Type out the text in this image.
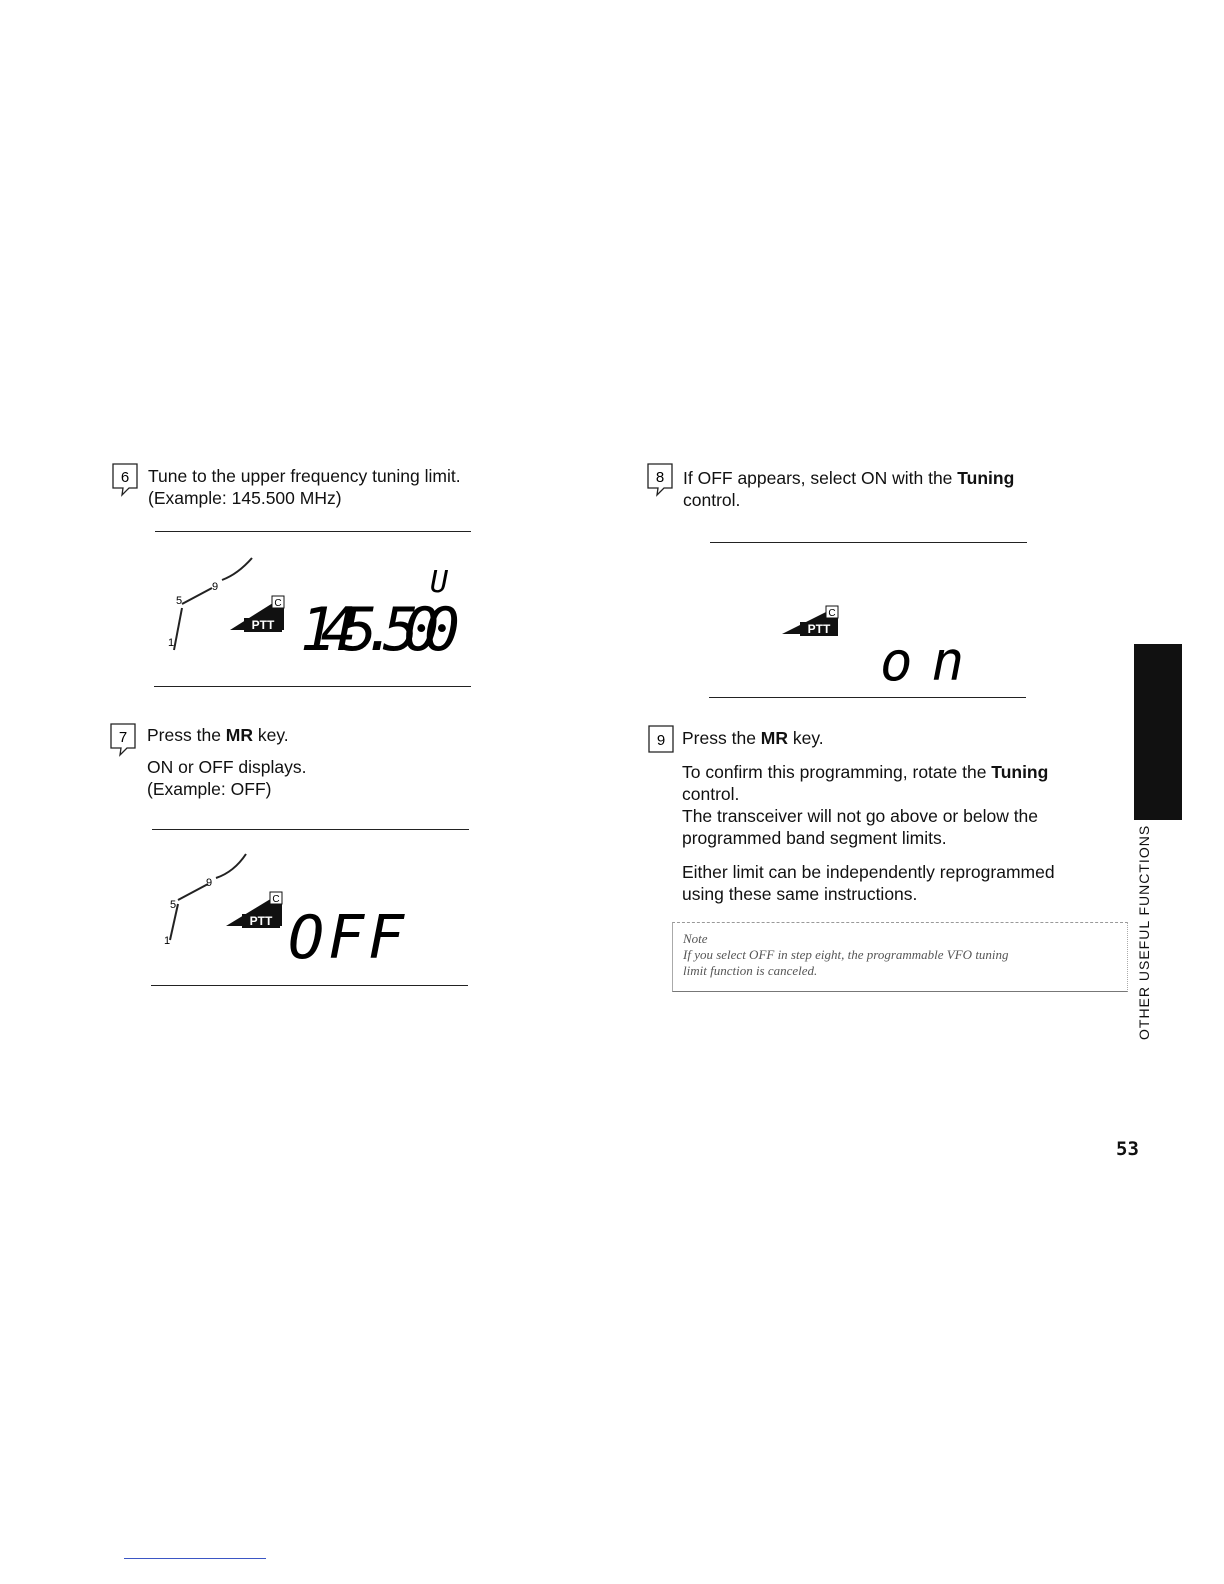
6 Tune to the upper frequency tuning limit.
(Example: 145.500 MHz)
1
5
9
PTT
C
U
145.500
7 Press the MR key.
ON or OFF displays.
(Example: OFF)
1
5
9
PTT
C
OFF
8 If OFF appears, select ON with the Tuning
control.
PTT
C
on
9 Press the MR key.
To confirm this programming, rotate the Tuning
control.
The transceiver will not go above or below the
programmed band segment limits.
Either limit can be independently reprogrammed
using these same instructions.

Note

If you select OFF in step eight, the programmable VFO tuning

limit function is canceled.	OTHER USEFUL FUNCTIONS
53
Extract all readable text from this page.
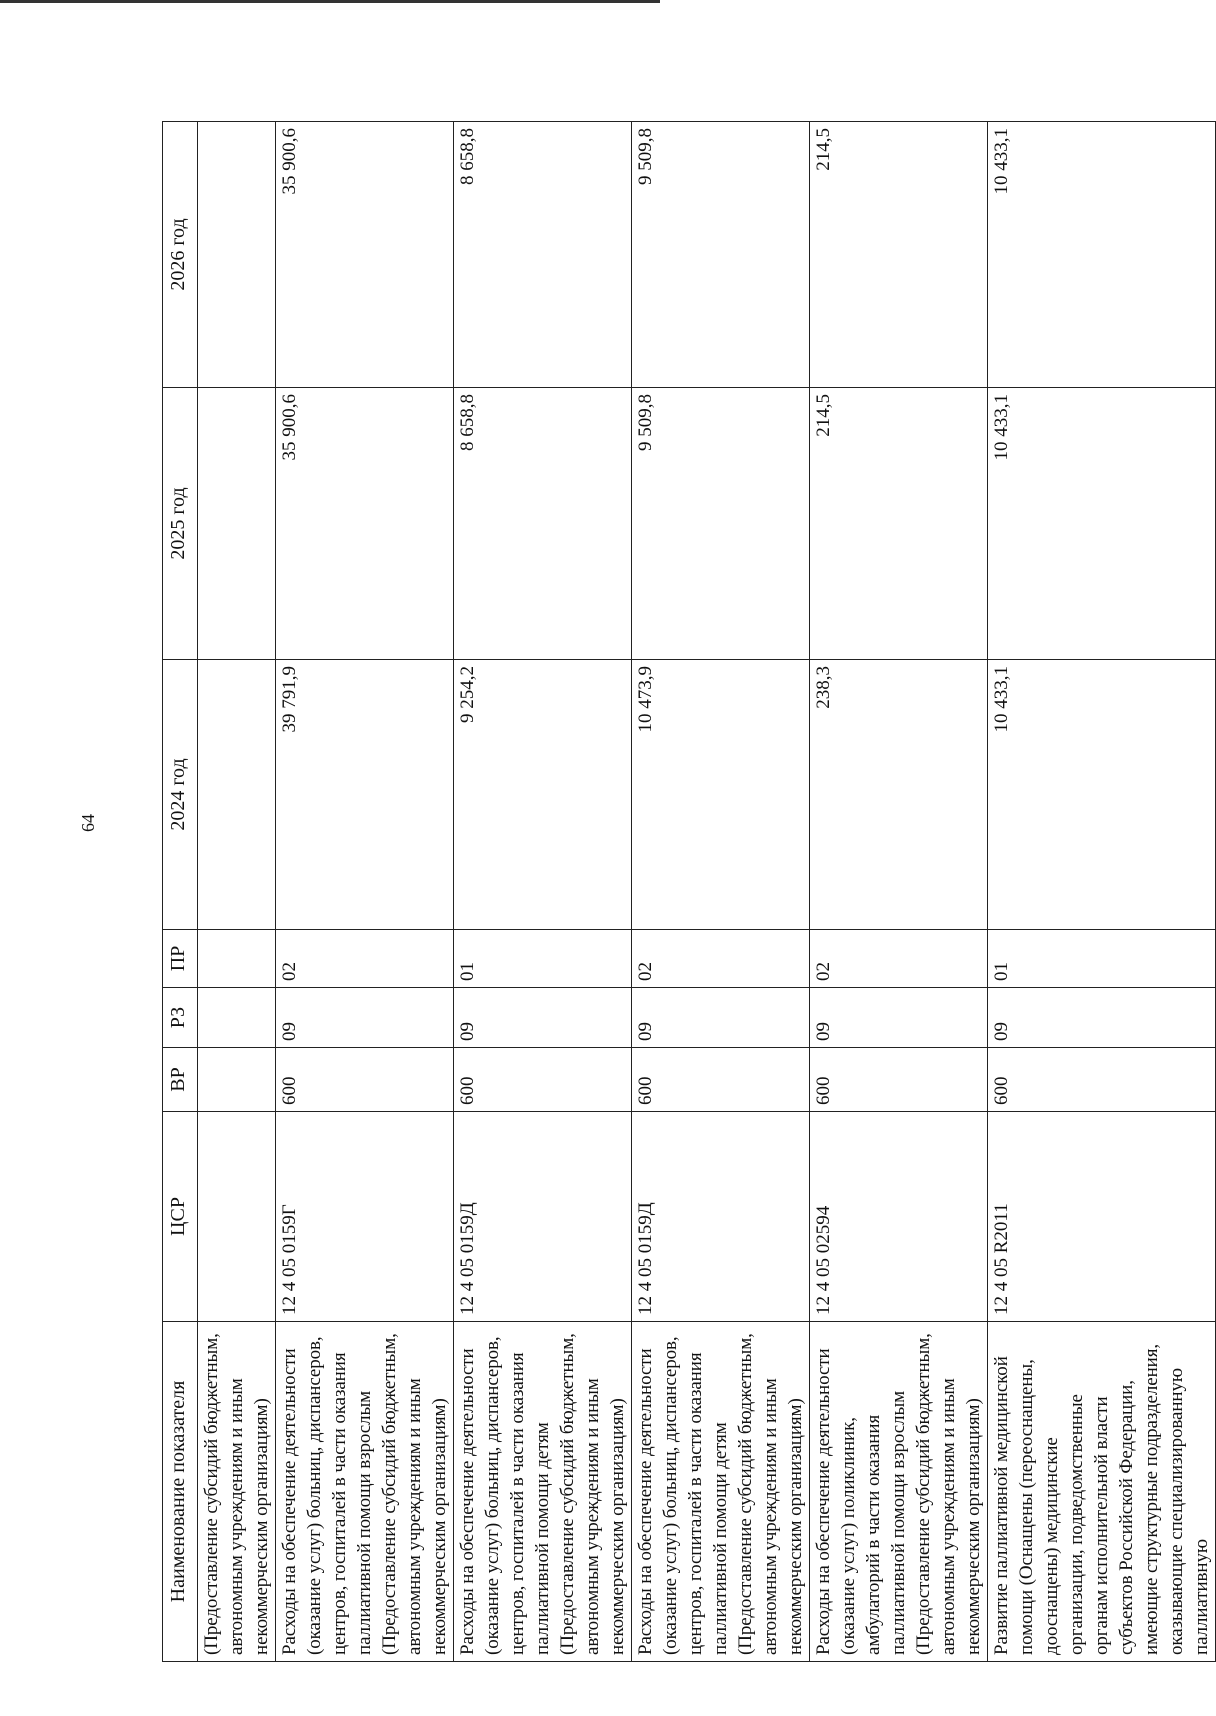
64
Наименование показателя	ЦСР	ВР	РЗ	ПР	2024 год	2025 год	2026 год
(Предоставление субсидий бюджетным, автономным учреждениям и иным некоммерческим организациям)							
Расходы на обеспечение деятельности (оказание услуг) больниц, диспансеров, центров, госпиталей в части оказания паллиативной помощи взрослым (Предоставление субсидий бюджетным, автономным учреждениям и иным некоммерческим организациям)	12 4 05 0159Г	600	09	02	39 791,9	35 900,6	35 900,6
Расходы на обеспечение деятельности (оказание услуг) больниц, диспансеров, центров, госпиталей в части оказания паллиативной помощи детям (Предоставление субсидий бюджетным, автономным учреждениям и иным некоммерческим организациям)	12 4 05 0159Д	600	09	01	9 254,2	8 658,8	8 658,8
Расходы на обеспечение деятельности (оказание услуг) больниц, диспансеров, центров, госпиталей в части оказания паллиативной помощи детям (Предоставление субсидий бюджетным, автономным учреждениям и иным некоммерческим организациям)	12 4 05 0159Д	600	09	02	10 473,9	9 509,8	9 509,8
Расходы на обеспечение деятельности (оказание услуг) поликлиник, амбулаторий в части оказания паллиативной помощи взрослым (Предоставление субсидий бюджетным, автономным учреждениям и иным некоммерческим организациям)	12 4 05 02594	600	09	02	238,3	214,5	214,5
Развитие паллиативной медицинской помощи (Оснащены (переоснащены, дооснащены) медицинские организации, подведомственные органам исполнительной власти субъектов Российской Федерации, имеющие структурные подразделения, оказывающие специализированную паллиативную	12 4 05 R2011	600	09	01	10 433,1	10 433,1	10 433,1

------------------------------------------------------------------------

#### Written problem
Omit the pictures and reproduce the listing exactly.

#### Answer
Type out the text in this image.
6 Tune to the upper frequency tuning limit.
(Example: 145.500 MHz)
1
5
9
PTT
C
U
145.500
7 Press the MR key.
ON or OFF displays.
(Example: OFF)
1
5
9
PTT
C
OFF
8 If OFF appears, select ON with the Tuning
control.
PTT
C
on
9 Press the MR key.
To confirm this programming, rotate the Tuning
control.
The transceiver will not go above or below the
programmed band segment limits.
Either limit can be independently reprogrammed
using these same instructions.

Note

If you select OFF in step eight, the programmable VFO tuning

limit function is canceled.	OTHER USEFUL FUNCTIONS
53
Extract all readable text from this page.
64
Наименование показателя	ЦСР	ВР	РЗ	ПР	2024 год	2025 год	2026 год
(Предоставление субсидий бюджетным, автономным учреждениям и иным некоммерческим организациям)							
Расходы на обеспечение деятельности (оказание услуг) больниц, диспансеров, центров, госпиталей в части оказания паллиативной помощи взрослым (Предоставление субсидий бюджетным, автономным учреждениям и иным некоммерческим организациям)	12 4 05 0159Г	600	09	02	39 791,9	35 900,6	35 900,6
Расходы на обеспечение деятельности (оказание услуг) больниц, диспансеров, центров, госпиталей в части оказания паллиативной помощи детям (Предоставление субсидий бюджетным, автономным учреждениям и иным некоммерческим организациям)	12 4 05 0159Д	600	09	01	9 254,2	8 658,8	8 658,8
Расходы на обеспечение деятельности (оказание услуг) больниц, диспансеров, центров, госпиталей в части оказания паллиативной помощи детям (Предоставление субсидий бюджетным, автономным учреждениям и иным некоммерческим организациям)	12 4 05 0159Д	600	09	02	10 473,9	9 509,8	9 509,8
Расходы на обеспечение деятельности (оказание услуг) поликлиник, амбулаторий в части оказания паллиативной помощи взрослым (Предоставление субсидий бюджетным, автономным учреждениям и иным некоммерческим организациям)	12 4 05 02594	600	09	02	238,3	214,5	214,5
Развитие паллиативной медицинской помощи (Оснащены (переоснащены, дооснащены) медицинские организации, подведомственные органам исполнительной власти субъектов Российской Федерации, имеющие структурные подразделения, оказывающие специализированную паллиативную	12 4 05 R2011	600	09	01	10 433,1	10 433,1	10 433,1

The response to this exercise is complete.